# Work to be completed:
From the listing below, extract each line containing the string "Praia".

── Dataset excerpts ──

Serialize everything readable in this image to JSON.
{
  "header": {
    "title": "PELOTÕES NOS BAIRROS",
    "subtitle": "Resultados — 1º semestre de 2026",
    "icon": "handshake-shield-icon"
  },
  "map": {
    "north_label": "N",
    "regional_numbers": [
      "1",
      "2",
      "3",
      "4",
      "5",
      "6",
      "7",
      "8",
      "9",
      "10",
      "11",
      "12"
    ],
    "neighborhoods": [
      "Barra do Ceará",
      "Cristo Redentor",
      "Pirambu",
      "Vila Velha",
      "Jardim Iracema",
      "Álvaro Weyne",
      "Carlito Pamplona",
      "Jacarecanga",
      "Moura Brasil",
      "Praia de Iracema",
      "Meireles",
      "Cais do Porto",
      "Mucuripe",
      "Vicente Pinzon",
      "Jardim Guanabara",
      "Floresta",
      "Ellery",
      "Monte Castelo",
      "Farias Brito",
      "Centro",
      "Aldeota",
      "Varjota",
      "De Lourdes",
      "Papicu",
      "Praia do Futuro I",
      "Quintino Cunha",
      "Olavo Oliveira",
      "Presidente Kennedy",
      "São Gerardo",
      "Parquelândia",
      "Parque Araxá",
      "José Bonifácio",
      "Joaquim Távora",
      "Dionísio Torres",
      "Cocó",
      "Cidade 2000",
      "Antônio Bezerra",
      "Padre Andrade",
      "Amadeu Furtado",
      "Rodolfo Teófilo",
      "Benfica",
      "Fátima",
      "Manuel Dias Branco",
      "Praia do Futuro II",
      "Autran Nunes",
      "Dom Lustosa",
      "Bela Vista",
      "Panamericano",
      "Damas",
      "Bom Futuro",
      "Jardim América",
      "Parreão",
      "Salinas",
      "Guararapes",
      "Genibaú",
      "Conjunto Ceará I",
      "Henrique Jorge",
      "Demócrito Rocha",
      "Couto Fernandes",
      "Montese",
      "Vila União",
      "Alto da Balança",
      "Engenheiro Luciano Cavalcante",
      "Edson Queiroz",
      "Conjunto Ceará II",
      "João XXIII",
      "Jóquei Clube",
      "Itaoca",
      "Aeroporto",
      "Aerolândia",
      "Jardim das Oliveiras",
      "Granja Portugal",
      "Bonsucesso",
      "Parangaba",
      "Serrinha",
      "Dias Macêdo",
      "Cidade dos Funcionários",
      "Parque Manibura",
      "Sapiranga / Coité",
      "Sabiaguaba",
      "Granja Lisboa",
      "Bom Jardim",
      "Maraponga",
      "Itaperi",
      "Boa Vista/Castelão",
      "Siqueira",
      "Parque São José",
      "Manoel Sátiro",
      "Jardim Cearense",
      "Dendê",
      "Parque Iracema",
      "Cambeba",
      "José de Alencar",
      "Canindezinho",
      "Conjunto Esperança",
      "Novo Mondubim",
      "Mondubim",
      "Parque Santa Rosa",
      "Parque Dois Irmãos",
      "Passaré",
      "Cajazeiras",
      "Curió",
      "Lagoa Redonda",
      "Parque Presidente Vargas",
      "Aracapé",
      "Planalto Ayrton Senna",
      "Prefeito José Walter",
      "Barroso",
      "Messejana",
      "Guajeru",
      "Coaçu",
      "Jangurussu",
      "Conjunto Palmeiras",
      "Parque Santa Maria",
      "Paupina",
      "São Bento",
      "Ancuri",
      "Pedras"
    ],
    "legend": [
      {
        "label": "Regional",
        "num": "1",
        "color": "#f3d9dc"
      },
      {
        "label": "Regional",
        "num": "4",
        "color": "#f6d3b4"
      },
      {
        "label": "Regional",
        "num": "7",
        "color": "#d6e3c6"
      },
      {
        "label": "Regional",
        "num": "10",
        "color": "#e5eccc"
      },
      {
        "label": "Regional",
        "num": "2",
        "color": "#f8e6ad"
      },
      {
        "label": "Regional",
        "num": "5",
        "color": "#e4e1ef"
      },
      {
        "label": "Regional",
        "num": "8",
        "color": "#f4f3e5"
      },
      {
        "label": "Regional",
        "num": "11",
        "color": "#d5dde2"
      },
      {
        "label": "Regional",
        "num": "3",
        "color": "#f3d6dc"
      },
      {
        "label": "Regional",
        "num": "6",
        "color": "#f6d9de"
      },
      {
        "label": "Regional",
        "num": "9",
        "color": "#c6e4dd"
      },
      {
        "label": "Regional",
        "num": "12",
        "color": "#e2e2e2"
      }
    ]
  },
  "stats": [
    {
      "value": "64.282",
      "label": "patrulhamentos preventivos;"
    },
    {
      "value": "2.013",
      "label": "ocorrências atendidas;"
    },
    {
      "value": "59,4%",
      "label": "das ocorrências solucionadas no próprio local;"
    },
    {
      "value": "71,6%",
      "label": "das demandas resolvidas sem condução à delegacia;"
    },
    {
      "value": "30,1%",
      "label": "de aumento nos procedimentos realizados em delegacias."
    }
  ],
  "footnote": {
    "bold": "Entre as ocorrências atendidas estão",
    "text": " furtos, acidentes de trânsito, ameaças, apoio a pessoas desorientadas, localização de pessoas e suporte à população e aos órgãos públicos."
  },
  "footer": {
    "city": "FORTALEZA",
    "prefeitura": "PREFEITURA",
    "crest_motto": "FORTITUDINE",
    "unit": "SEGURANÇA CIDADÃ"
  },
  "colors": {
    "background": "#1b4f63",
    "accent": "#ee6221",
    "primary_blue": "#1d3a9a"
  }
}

───

# Full answer:
      "Praia de Iracema",
      "Praia do Futuro I",
      "Praia do Futuro II",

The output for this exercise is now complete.